▸ Exercise instructions:
Copy each line that has the string "Очистить" somewhere in it.

▸ Records for this exercise:
BEGIN

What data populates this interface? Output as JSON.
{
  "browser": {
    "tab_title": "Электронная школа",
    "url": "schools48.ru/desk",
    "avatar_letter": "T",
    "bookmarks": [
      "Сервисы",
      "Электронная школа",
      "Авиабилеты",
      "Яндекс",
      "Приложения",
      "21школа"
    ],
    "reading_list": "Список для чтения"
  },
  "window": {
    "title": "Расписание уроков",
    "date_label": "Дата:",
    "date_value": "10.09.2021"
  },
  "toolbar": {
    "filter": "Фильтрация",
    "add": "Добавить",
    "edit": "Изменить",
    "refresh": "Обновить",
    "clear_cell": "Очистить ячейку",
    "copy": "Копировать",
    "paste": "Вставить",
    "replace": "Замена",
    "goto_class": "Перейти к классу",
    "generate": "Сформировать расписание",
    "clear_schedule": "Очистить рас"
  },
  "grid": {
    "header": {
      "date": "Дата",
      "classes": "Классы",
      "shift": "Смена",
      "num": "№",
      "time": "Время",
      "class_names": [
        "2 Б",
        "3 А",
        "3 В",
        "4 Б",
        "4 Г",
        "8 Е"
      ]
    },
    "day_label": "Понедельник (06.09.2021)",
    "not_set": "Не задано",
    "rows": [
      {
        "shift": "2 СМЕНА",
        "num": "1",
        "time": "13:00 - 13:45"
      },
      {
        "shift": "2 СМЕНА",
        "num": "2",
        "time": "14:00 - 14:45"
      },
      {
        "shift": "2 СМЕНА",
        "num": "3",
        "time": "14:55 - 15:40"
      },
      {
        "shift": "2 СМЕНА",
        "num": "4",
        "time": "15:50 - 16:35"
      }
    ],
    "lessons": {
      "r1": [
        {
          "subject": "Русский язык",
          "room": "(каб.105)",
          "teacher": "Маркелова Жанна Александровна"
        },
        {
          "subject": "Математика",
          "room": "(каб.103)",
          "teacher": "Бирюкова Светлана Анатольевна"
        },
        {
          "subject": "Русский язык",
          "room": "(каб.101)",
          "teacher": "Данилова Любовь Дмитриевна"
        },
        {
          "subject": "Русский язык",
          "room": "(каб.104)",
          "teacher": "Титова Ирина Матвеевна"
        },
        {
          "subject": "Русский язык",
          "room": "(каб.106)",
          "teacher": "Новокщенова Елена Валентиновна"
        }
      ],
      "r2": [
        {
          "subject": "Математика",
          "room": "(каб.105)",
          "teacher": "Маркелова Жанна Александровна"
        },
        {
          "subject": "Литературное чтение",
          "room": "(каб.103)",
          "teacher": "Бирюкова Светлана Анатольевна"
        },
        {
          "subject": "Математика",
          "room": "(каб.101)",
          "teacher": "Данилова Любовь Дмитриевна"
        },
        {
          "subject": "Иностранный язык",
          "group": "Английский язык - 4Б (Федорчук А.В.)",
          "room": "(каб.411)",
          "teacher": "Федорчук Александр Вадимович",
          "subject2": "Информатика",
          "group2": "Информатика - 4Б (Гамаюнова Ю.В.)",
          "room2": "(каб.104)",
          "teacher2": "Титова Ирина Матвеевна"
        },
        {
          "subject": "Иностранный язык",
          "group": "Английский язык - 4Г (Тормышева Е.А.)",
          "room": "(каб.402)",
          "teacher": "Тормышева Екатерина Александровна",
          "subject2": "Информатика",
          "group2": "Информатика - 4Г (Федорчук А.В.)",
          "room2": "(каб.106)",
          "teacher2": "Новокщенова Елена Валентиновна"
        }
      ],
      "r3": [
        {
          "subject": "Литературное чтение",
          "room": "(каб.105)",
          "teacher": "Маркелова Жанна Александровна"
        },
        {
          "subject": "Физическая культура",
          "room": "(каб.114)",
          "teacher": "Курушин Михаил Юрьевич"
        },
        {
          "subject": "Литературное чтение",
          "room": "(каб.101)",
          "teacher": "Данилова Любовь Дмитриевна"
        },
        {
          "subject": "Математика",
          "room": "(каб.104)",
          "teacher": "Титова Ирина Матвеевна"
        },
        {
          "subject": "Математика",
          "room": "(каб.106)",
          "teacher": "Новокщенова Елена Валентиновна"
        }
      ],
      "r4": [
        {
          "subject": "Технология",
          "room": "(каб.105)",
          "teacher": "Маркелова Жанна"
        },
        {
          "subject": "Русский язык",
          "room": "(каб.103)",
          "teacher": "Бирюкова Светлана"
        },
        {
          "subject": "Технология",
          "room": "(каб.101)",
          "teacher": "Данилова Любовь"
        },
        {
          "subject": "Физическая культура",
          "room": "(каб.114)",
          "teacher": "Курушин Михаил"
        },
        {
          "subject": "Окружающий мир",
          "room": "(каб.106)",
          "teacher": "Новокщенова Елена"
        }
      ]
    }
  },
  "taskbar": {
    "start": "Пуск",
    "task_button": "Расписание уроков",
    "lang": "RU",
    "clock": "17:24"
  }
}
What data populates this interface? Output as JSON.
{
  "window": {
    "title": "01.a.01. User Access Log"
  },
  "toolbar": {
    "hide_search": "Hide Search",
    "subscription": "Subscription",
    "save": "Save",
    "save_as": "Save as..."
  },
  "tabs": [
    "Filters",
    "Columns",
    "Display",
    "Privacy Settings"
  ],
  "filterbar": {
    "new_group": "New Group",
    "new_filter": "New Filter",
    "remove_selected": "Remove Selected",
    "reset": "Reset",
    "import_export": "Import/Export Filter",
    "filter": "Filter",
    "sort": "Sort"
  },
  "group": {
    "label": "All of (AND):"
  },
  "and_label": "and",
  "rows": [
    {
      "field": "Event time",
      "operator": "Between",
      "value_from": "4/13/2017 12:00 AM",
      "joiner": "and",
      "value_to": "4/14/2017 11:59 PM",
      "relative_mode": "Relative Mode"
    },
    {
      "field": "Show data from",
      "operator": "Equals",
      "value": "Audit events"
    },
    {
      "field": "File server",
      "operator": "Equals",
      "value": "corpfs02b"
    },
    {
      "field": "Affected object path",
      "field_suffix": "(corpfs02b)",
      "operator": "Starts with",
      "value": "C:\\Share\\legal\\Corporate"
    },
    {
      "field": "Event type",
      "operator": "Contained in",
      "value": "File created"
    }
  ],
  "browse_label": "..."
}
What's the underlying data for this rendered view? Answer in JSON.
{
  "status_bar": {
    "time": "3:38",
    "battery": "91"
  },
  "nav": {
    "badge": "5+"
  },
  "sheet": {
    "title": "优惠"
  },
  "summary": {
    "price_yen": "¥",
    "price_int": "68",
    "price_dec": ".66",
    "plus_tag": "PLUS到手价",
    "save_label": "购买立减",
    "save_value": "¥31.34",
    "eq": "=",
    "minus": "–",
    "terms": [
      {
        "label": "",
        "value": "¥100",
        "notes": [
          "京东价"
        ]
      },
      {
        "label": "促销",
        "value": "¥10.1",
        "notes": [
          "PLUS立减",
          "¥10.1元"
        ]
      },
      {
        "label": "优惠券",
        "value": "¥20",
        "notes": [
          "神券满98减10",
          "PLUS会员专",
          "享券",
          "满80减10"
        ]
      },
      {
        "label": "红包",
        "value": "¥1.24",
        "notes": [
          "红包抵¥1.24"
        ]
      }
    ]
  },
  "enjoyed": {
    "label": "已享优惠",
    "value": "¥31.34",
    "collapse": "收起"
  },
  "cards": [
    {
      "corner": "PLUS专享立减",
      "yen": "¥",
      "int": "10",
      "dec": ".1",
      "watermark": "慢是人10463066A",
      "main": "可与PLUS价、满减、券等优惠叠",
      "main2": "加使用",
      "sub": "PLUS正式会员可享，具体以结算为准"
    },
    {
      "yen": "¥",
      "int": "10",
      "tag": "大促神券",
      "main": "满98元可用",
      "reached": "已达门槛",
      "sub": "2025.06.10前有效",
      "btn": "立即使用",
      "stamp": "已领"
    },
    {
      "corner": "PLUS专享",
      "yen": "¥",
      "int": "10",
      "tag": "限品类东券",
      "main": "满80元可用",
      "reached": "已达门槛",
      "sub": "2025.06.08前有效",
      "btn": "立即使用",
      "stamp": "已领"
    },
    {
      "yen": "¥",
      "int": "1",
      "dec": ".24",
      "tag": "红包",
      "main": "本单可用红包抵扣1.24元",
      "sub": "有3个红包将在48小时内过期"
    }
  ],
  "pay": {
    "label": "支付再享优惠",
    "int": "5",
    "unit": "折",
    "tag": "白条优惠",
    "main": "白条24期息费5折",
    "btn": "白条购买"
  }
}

END

▸ Task output:
    "clear_cell": "Очистить ячейку",
    "clear_schedule": "Очистить рас"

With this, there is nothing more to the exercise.